(Saved entries)
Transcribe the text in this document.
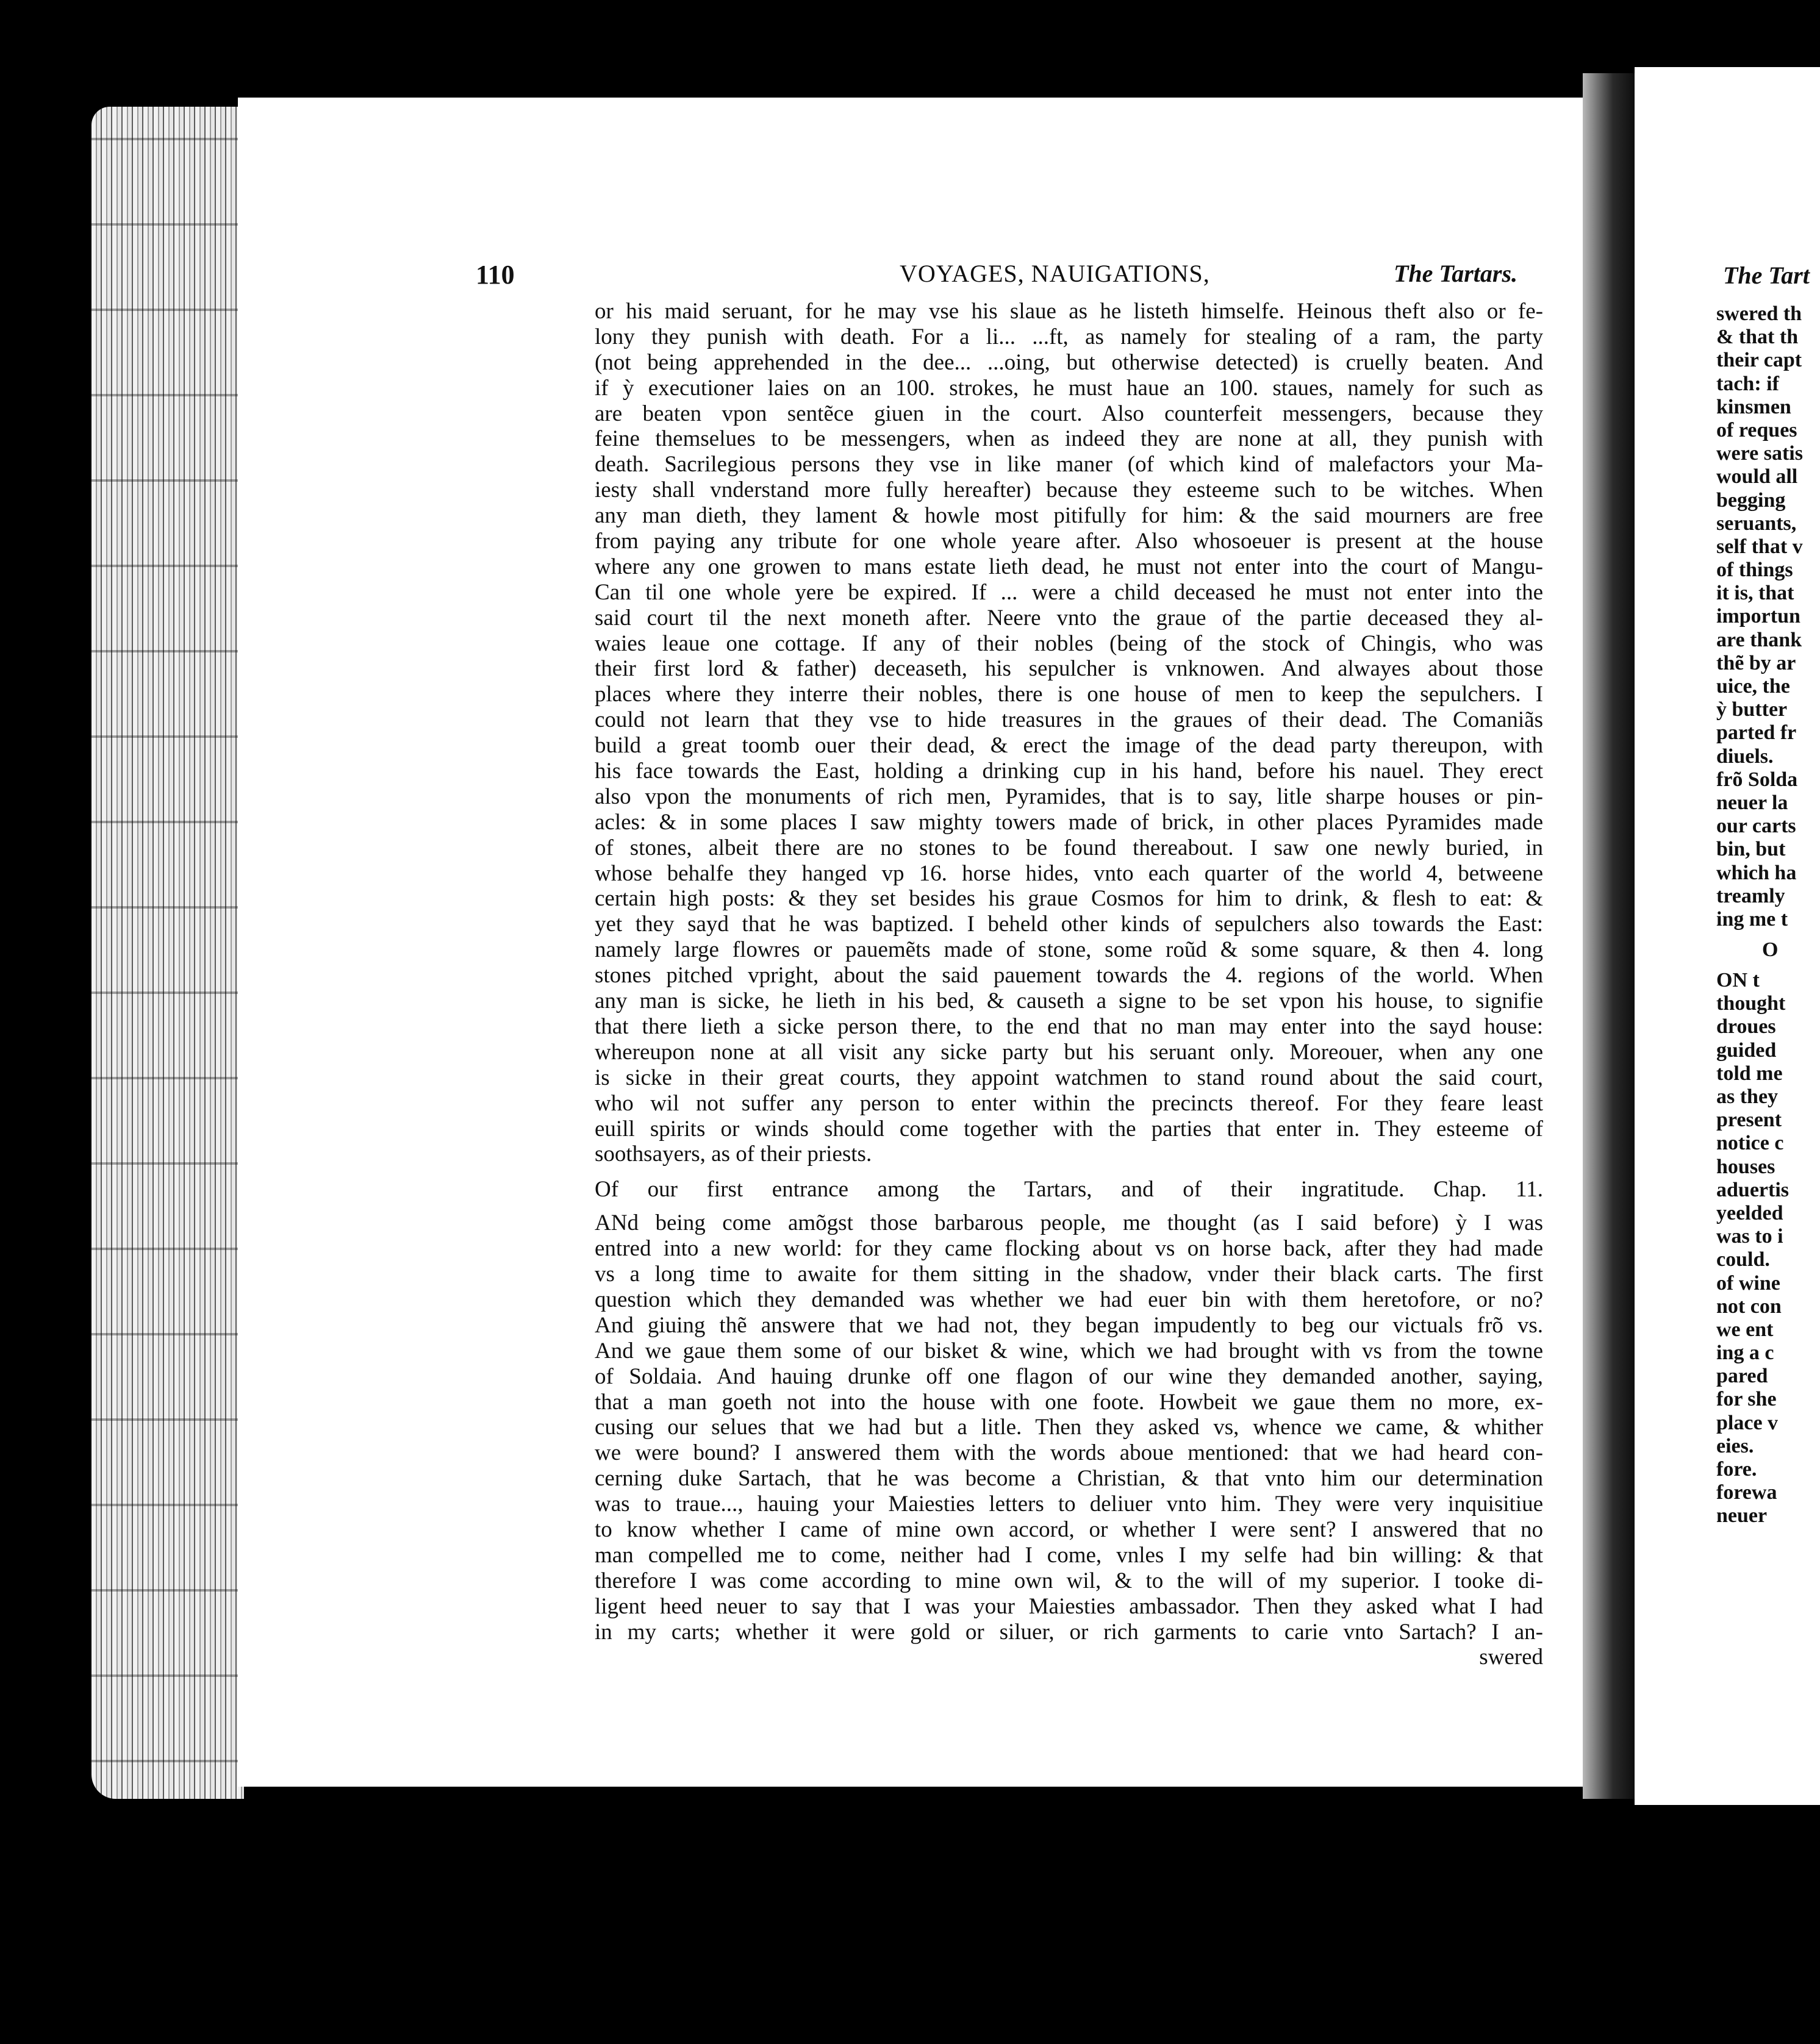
The Tart
swered th
& that th
their capt
tach: if
kinsmen
of reques
were satis
would all
begging
seruants,
self that v
of things
it is, that
importun
are thank
thẽ by ar
uice, the
ỳ butter
parted fr
diuels.
frõ Solda
neuer la
our carts
bin, but
which ha
treamly
ing me t
O
ON t
thought
droues
guided
told me
as they
present
notice c
houses
aduertis
yeelded
was to i
could.
of wine
not con
we ent
ing a c
pared
for she
place v
eies.
fore.
forewa
neuer
110	VOYAGES, NAUIGATIONS,	The Tartars.
or his maid seruant, for he may vse his slaue as he listeth himselfe. Heinous theft also or fe-
lony they punish with death. For a li... ...ft, as namely for stealing of a ram, the party
(not being apprehended in the dee... ...oing, but otherwise detected) is cruelly beaten. And
if ỳ executioner laies on an 100. strokes, he must haue an 100. staues, namely for such as
are beaten vpon sentẽce giuen in the court. Also counterfeit messengers, because they
feine themselues to be messengers, when as indeed they are none at all, they punish with
death. Sacrilegious persons they vse in like maner (of which kind of malefactors your Ma-
iesty shall vnderstand more fully hereafter) because they esteeme such to be witches. When
any man dieth, they lament & howle most pitifully for him: & the said mourners are free
from paying any tribute for one whole yeare after. Also whosoeuer is present at the house
where any one growen to mans estate lieth dead, he must not enter into the court of Mangu-
Can til one whole yere be expired. If ... were a child deceased he must not enter into the
said court til the next moneth after. Neere vnto the graue of the partie deceased they al-
waies leaue one cottage. If any of their nobles (being of the stock of Chingis, who was
their first lord & father) deceaseth, his sepulcher is vnknowen. And alwayes about those
places where they interre their nobles, there is one house of men to keep the sepulchers. I
could not learn that they vse to hide treasures in the graues of their dead. The Comaniãs
build a great toomb ouer their dead, & erect the image of the dead party thereupon, with
his face towards the East, holding a drinking cup in his hand, before his nauel. They erect
also vpon the monuments of rich men, Pyramides, that is to say, litle sharpe houses or pin-
acles: & in some places I saw mighty towers made of brick, in other places Pyramides made
of stones, albeit there are no stones to be found thereabout. I saw one newly buried, in
whose behalfe they hanged vp 16. horse hides, vnto each quarter of the world 4, betweene
certain high posts: & they set besides his graue Cosmos for him to drink, & flesh to eat: &
yet they sayd that he was baptized. I beheld other kinds of sepulchers also towards the East:
namely large flowres or pauemẽts made of stone, some roũd & some square, & then 4. long
stones pitched vpright, about the said pauement towards the 4. regions of the world. When
any man is sicke, he lieth in his bed, & causeth a signe to be set vpon his house, to signifie
that there lieth a sicke person there, to the end that no man may enter into the sayd house:
whereupon none at all visit any sicke party but his seruant only. Moreouer, when any one
is sicke in their great courts, they appoint watchmen to stand round about the said court,
who wil not suffer any person to enter within the precincts thereof. For they feare least
euill spirits or winds should come together with the parties that enter in. They esteeme of
soothsayers, as of their priests.
Of our first entrance among the Tartars, and of their ingratitude. Chap. 11.
ANd being come amõgst those barbarous people, me thought (as I said before) ỳ I was
entred into a new world: for they came flocking about vs on horse back, after they had made
vs a long time to awaite for them sitting in the shadow, vnder their black carts. The first
question which they demanded was whether we had euer bin with them heretofore, or no?
And giuing thẽ answere that we had not, they began impudently to beg our victuals frõ vs.
And we gaue them some of our bisket & wine, which we had brought with vs from the towne
of Soldaia. And hauing drunke off one flagon of our wine they demanded another, saying,
that a man goeth not into the house with one foote. Howbeit we gaue them no more, ex-
cusing our selues that we had but a litle. Then they asked vs, whence we came, & whither
we were bound? I answered them with the words aboue mentioned: that we had heard con-
cerning duke Sartach, that he was become a Christian, & that vnto him our determination
was to traue..., hauing your Maiesties letters to deliuer vnto him. They were very inquisitiue
to know whether I came of mine own accord, or whether I were sent? I answered that no
man compelled me to come, neither had I come, vnles I my selfe had bin willing: & that
therefore I was come according to mine own wil, & to the will of my superior. I tooke di-
ligent heed neuer to say that I was your Maiesties ambassador. Then they asked what I had
in my carts; whether it were gold or siluer, or rich garments to carie vnto Sartach? I an-
swered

SET TASK
All of the material above needs to be restated exactly, with no pictures.

FINAL ANSWER
Transcribe the text in this document.
The Tart
swered th
& that th
their capt
tach: if
kinsmen
of reques
were satis
would all
begging
seruants,
self that v
of things
it is, that
importun
are thank
thẽ by ar
uice, the
ỳ butter
parted fr
diuels.
frõ Solda
neuer la
our carts
bin, but
which ha
treamly
ing me t
O
ON t
thought
droues
guided
told me
as they
present
notice c
houses
aduertis
yeelded
was to i
could.
of wine
not con
we ent
ing a c
pared
for she
place v
eies.
fore.
forewa
neuer
110	VOYAGES, NAUIGATIONS,	The Tartars.
or his maid seruant, for he may vse his slaue as he listeth himselfe. Heinous theft also or fe-
lony they punish with death. For a li... ...ft, as namely for stealing of a ram, the party
(not being apprehended in the dee... ...oing, but otherwise detected) is cruelly beaten. And
if ỳ executioner laies on an 100. strokes, he must haue an 100. staues, namely for such as
are beaten vpon sentẽce giuen in the court. Also counterfeit messengers, because they
feine themselues to be messengers, when as indeed they are none at all, they punish with
death. Sacrilegious persons they vse in like maner (of which kind of malefactors your Ma-
iesty shall vnderstand more fully hereafter) because they esteeme such to be witches. When
any man dieth, they lament & howle most pitifully for him: & the said mourners are free
from paying any tribute for one whole yeare after. Also whosoeuer is present at the house
where any one growen to mans estate lieth dead, he must not enter into the court of Mangu-
Can til one whole yere be expired. If ... were a child deceased he must not enter into the
said court til the next moneth after. Neere vnto the graue of the partie deceased they al-
waies leaue one cottage. If any of their nobles (being of the stock of Chingis, who was
their first lord & father) deceaseth, his sepulcher is vnknowen. And alwayes about those
places where they interre their nobles, there is one house of men to keep the sepulchers. I
could not learn that they vse to hide treasures in the graues of their dead. The Comaniãs
build a great toomb ouer their dead, & erect the image of the dead party thereupon, with
his face towards the East, holding a drinking cup in his hand, before his nauel. They erect
also vpon the monuments of rich men, Pyramides, that is to say, litle sharpe houses or pin-
acles: & in some places I saw mighty towers made of brick, in other places Pyramides made
of stones, albeit there are no stones to be found thereabout. I saw one newly buried, in
whose behalfe they hanged vp 16. horse hides, vnto each quarter of the world 4, betweene
certain high posts: & they set besides his graue Cosmos for him to drink, & flesh to eat: &
yet they sayd that he was baptized. I beheld other kinds of sepulchers also towards the East:
namely large flowres or pauemẽts made of stone, some roũd & some square, & then 4. long
stones pitched vpright, about the said pauement towards the 4. regions of the world. When
any man is sicke, he lieth in his bed, & causeth a signe to be set vpon his house, to signifie
that there lieth a sicke person there, to the end that no man may enter into the sayd house:
whereupon none at all visit any sicke party but his seruant only. Moreouer, when any one
is sicke in their great courts, they appoint watchmen to stand round about the said court,
who wil not suffer any person to enter within the precincts thereof. For they feare least
euill spirits or winds should come together with the parties that enter in. They esteeme of
soothsayers, as of their priests.
Of our first entrance among the Tartars, and of their ingratitude. Chap. 11.
ANd being come amõgst those barbarous people, me thought (as I said before) ỳ I was
entred into a new world: for they came flocking about vs on horse back, after they had made
vs a long time to awaite for them sitting in the shadow, vnder their black carts. The first
question which they demanded was whether we had euer bin with them heretofore, or no?
And giuing thẽ answere that we had not, they began impudently to beg our victuals frõ vs.
And we gaue them some of our bisket & wine, which we had brought with vs from the towne
of Soldaia. And hauing drunke off one flagon of our wine they demanded another, saying,
that a man goeth not into the house with one foote. Howbeit we gaue them no more, ex-
cusing our selues that we had but a litle. Then they asked vs, whence we came, & whither
we were bound? I answered them with the words aboue mentioned: that we had heard con-
cerning duke Sartach, that he was become a Christian, & that vnto him our determination
was to traue..., hauing your Maiesties letters to deliuer vnto him. They were very inquisitiue
to know whether I came of mine own accord, or whether I were sent? I answered that no
man compelled me to come, neither had I come, vnles I my selfe had bin willing: & that
therefore I was come according to mine own wil, & to the will of my superior. I tooke di-
ligent heed neuer to say that I was your Maiesties ambassador. Then they asked what I had
in my carts; whether it were gold or siluer, or rich garments to carie vnto Sartach? I an-
swered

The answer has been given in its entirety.